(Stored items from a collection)
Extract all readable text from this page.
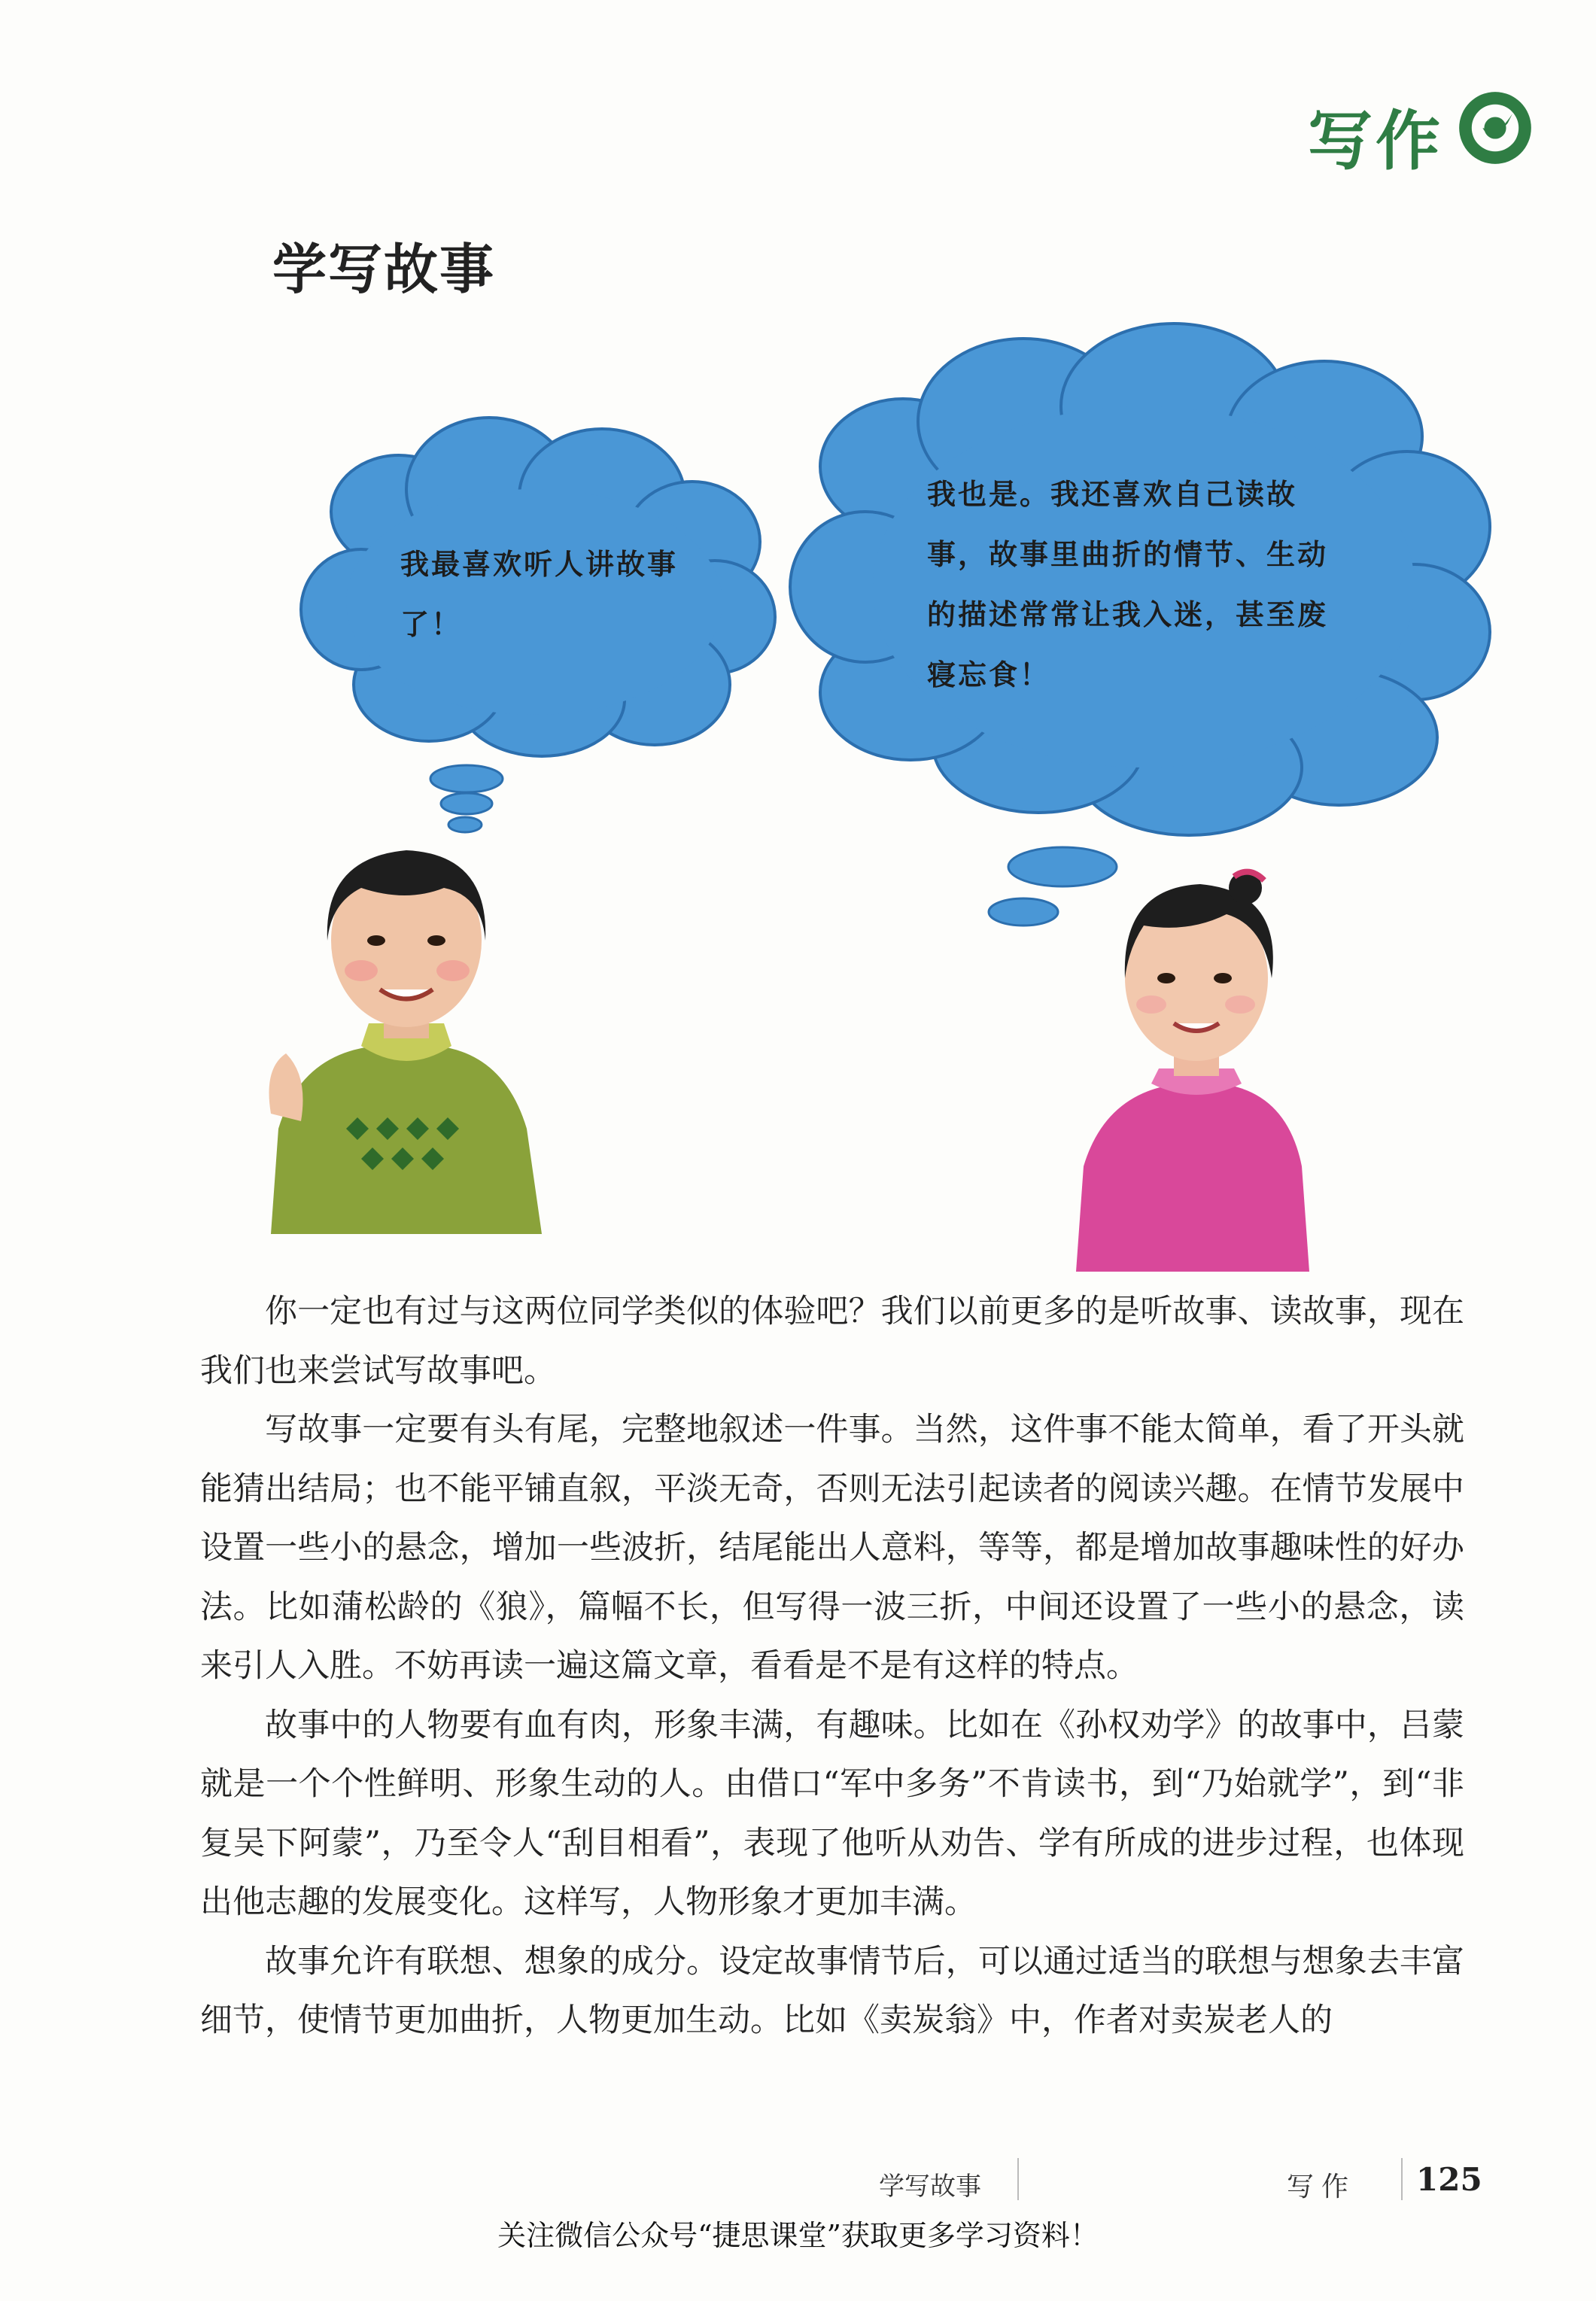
写作
学写故事
我最喜欢听人讲故事了！
我也是。我还喜欢自己读故事，故事里曲折的情节、生动的描述常常让我入迷，甚至废寝忘食！

你一定也有过与这两位同学类似的体验吧？我们以前更多的是听故事、读故事，现在我们也来尝试写故事吧。

写故事一定要有头有尾，完整地叙述一件事。当然，这件事不能太简单，看了开头就能猜出结局；也不能平铺直叙，平淡无奇，否则无法引起读者的阅读兴趣。在情节发展中设置一些小的悬念，增加一些波折，结尾能出人意料，等等，都是增加故事趣味性的好办法。比如蒲松龄的《狼》，篇幅不长，但写得一波三折，中间还设置了一些小的悬念，读来引人入胜。不妨再读一遍这篇文章，看看是不是有这样的特点。

故事中的人物要有血有肉，形象丰满，有趣味。比如在《孙权劝学》的故事中，吕蒙就是一个个性鲜明、形象生动的人。由借口“军中多务”不肯读书，到“乃始就学”，到“非复吴下阿蒙”，乃至令人“刮目相看”，表现了他听从劝告、学有所成的进步过程，也体现出他志趣的发展变化。这样写，人物形象才更加丰满。

故事允许有联想、想象的成分。设定故事情节后，可以通过适当的联想与想象去丰富细节，使情节更加曲折，人物更加生动。比如《卖炭翁》中，作者对卖炭老人的

学写故事	写作 125
关注微信公众号“捷思课堂”获取更多学习资料！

# Required work
Reproduce every record above exactly, but leave out the pictures.

# Task response
Extract all readable text from this page.
写作
学写故事
我最喜欢听人讲故事了！
我也是。我还喜欢自己读故事，故事里曲折的情节、生动的描述常常让我入迷，甚至废寝忘食！

你一定也有过与这两位同学类似的体验吧？我们以前更多的是听故事、读故事，现在我们也来尝试写故事吧。

写故事一定要有头有尾，完整地叙述一件事。当然，这件事不能太简单，看了开头就能猜出结局；也不能平铺直叙，平淡无奇，否则无法引起读者的阅读兴趣。在情节发展中设置一些小的悬念，增加一些波折，结尾能出人意料，等等，都是增加故事趣味性的好办法。比如蒲松龄的《狼》，篇幅不长，但写得一波三折，中间还设置了一些小的悬念，读来引人入胜。不妨再读一遍这篇文章，看看是不是有这样的特点。

故事中的人物要有血有肉，形象丰满，有趣味。比如在《孙权劝学》的故事中，吕蒙就是一个个性鲜明、形象生动的人。由借口“军中多务”不肯读书，到“乃始就学”，到“非复吴下阿蒙”，乃至令人“刮目相看”，表现了他听从劝告、学有所成的进步过程，也体现出他志趣的发展变化。这样写，人物形象才更加丰满。

故事允许有联想、想象的成分。设定故事情节后，可以通过适当的联想与想象去丰富细节，使情节更加曲折，人物更加生动。比如《卖炭翁》中，作者对卖炭老人的

学写故事	写作 125
关注微信公众号“捷思课堂”获取更多学习资料！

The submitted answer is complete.